[Begin DATA ROWS]

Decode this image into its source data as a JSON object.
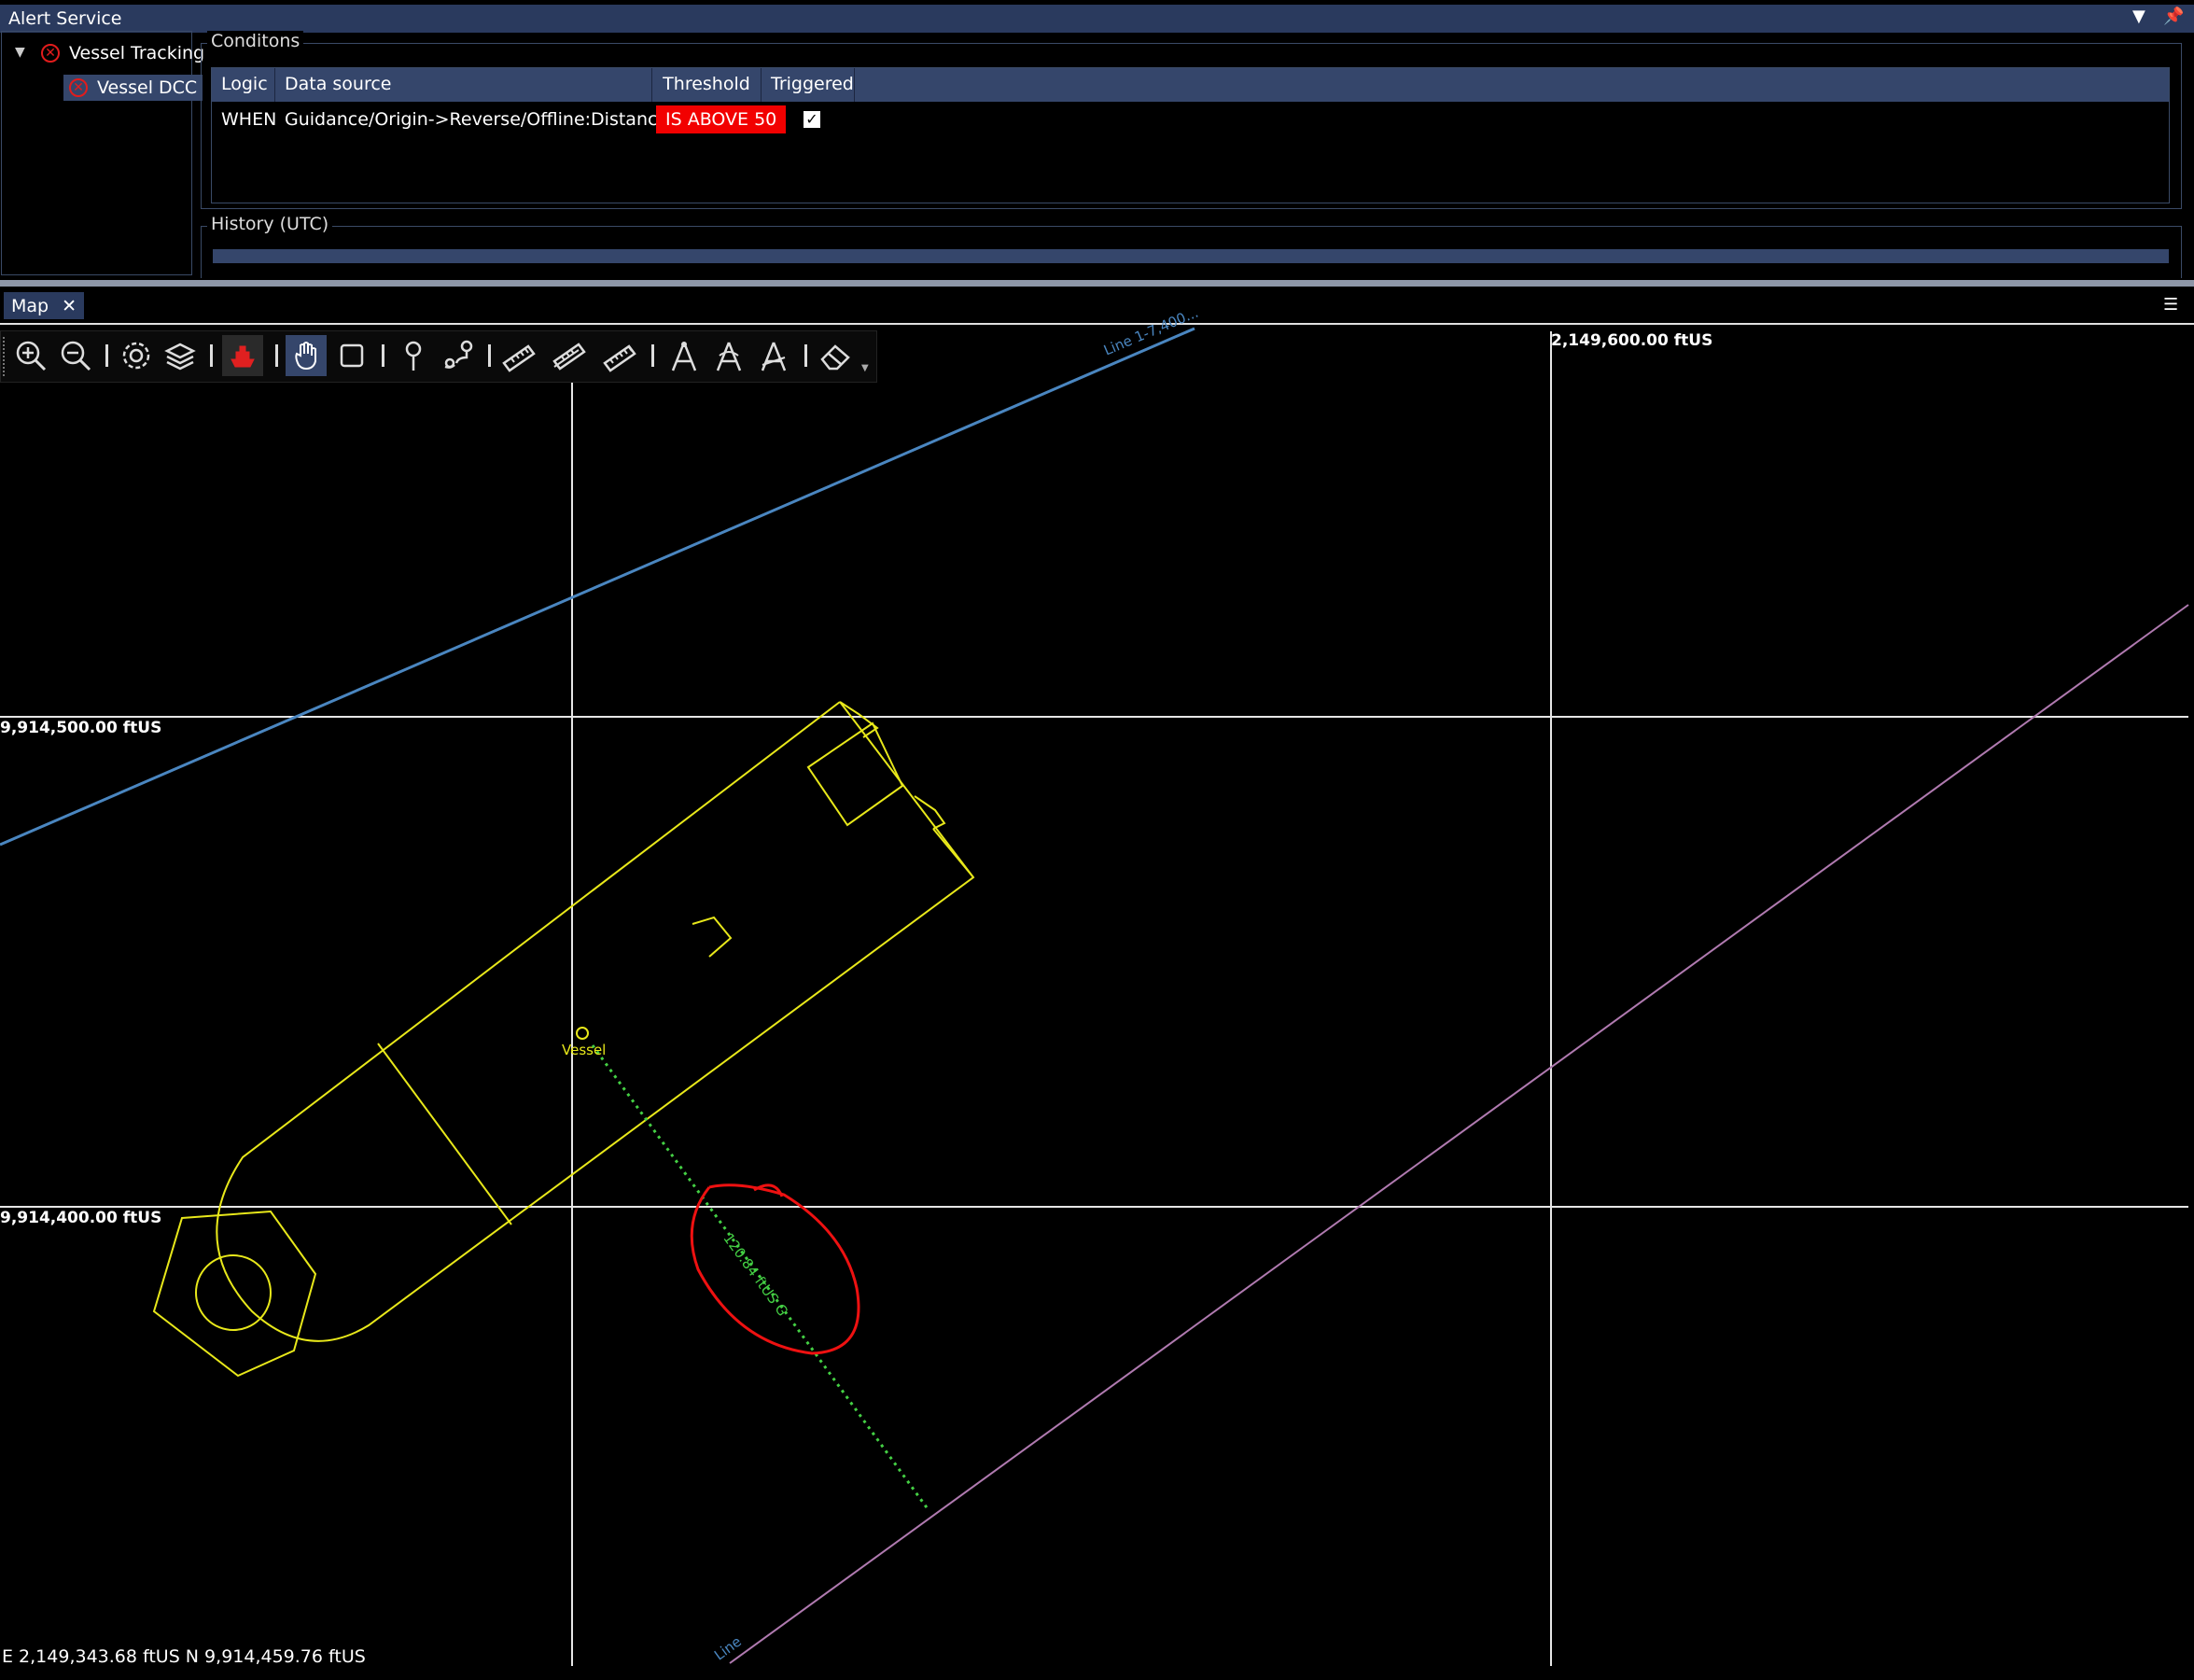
{
  "window": {
    "title": "Alert Service"
  },
  "tree": {
    "items": [
      {
        "label": "Vessel Tracking",
        "status_icon": "error-icon"
      },
      {
        "label": "Vessel DCC",
        "status_icon": "error-icon"
      }
    ]
  },
  "conditions": {
    "legend": "Conditons",
    "columns": [
      "Logic",
      "Data source",
      "Threshold",
      "Triggered"
    ],
    "rows": [
      {
        "logic": "WHEN",
        "data_source": "Guidance/Origin->Reverse/Offline:Distance(ftUS)",
        "threshold": "IS ABOVE 50",
        "triggered": "✓"
      }
    ]
  },
  "history": {
    "legend": "History (UTC)"
  },
  "map": {
    "tab_label": "Map",
    "close_glyph": "✕",
    "grid_labels": {
      "easting": "2,149,600.00 ftUS",
      "northing_top": "9,914,500.00 ftUS",
      "northing_bottom": "9,914,400.00 ftUS"
    },
    "line_labels": {
      "blue": "Line 1-7,400...",
      "purple": "Line"
    },
    "vessel_label": "Vessel",
    "distance_label": "120.84 ftUS G",
    "status": "E 2,149,343.68 ftUS N 9,914,459.76 ftUS"
  },
  "toolbar": {
    "tools": [
      "zoom-in",
      "zoom-out",
      "settings",
      "layers",
      "vessel",
      "pan",
      "select-rectangle",
      "pin",
      "route",
      "ruler",
      "ruler-multi",
      "ruler-grid",
      "compass-a",
      "compass-b",
      "compass-c",
      "eraser"
    ]
  },
  "colors": {
    "accent": "#2a3a5e",
    "header": "#35466b",
    "error": "#f20000",
    "vessel": "#e8e81a",
    "line_blue": "#4a86c0",
    "line_purple": "#b07ab0",
    "distance": "#44d044"
  }
}
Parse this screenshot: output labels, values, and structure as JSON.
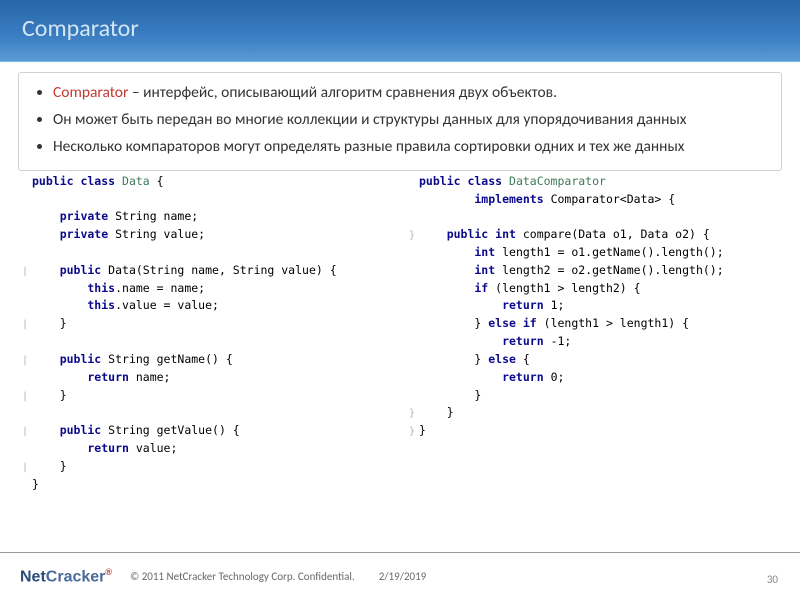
{
  "header": {
    "title": "Comparator"
  },
  "bullets": {
    "b1_keyword": "Comparator",
    "b1_rest": " – интерфейс, описывающий алгоритм сравнения двух объектов.",
    "b2": "Он может быть передан во многие  коллекции и структуры данных для упорядочивания данных",
    "b3": "Несколько компараторов могут определять разные правила сортировки одних и тех же данных"
  },
  "code_left": {
    "l01a": "public class ",
    "l01b": "Data",
    "l01c": " {",
    "l02": "",
    "l03a": "    private ",
    "l03b": "String name;",
    "l04a": "    private ",
    "l04b": "String value;",
    "l05": "",
    "l06a": "    public ",
    "l06b": "Data(String name, String value) {",
    "l07a": "        this",
    "l07b": ".name = name;",
    "l08a": "        this",
    "l08b": ".value = value;",
    "l09": "    }",
    "l10": "",
    "l11a": "    public ",
    "l11b": "String getName() {",
    "l12a": "        return ",
    "l12b": "name;",
    "l13": "    }",
    "l14": "",
    "l15a": "    public ",
    "l15b": "String getValue() {",
    "l16a": "        return ",
    "l16b": "value;",
    "l17": "    }",
    "l18": "}"
  },
  "code_right": {
    "r01a": "public class ",
    "r01b": "DataComparator",
    "r02a": "        implements ",
    "r02b": "Comparator<Data> {",
    "r03": "",
    "r04a": "    public int ",
    "r04b": "compare(Data o1, Data o2) {",
    "r05a": "        int ",
    "r05b": "length1 = o1.getName().length();",
    "r06a": "        int ",
    "r06b": "length2 = o2.getName().length();",
    "r07a": "        if ",
    "r07b": "(length1 > length2) {",
    "r08a": "            return ",
    "r08b": "1;",
    "r09a": "        } ",
    "r09b": "else if ",
    "r09c": "(length1 > length1) {",
    "r10a": "            return ",
    "r10b": "-1;",
    "r11a": "        } ",
    "r11b": "else ",
    "r11c": "{",
    "r12a": "            return ",
    "r12b": "0;",
    "r13": "        }",
    "r14": "    }",
    "r15": "}"
  },
  "footer": {
    "logo_a": "Net",
    "logo_b": "Cracker",
    "logo_sup": "®",
    "copyright": "© 2011 NetCracker Technology Corp. Confidential.",
    "date": "2/19/2019",
    "page": "30"
  }
}
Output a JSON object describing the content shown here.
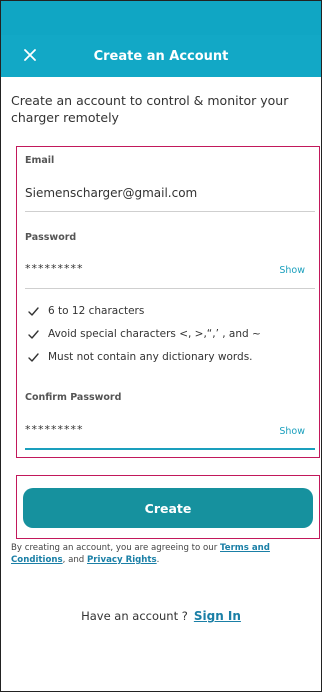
{
  "header": {
    "title": "Create an Account",
    "close_icon": "close-icon"
  },
  "intro_text": "Create an account to control & monitor your charger remotely",
  "form": {
    "email": {
      "label": "Email",
      "value": "Siemenscharger@gmail.com"
    },
    "password": {
      "label": "Password",
      "value": "*********",
      "show_label": "Show"
    },
    "requirements": [
      "6 to 12 characters",
      "Avoid special characters <, >,“,’ , and ~",
      "Must not contain any dictionary words."
    ],
    "confirm_password": {
      "label": "Confirm Password",
      "value": "*********",
      "show_label": "Show"
    }
  },
  "create_button": {
    "label": "Create"
  },
  "terms": {
    "prefix": "By creating an account,  you are agreeing to our ",
    "terms_link": "Terms and Conditions",
    "middle": ", and ",
    "privacy_link": "Privacy Rights",
    "suffix": "."
  },
  "signin": {
    "prompt": "Have an account ?",
    "link": "Sign In"
  },
  "colors": {
    "accent": "#12a8c6",
    "button": "#16919e",
    "link": "#1a7fa6",
    "highlight_border": "#c2185b"
  }
}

[End DATA ROWS]

In the listing above, how many lines hold the word "ftUS"? Give the number and nothing more.

6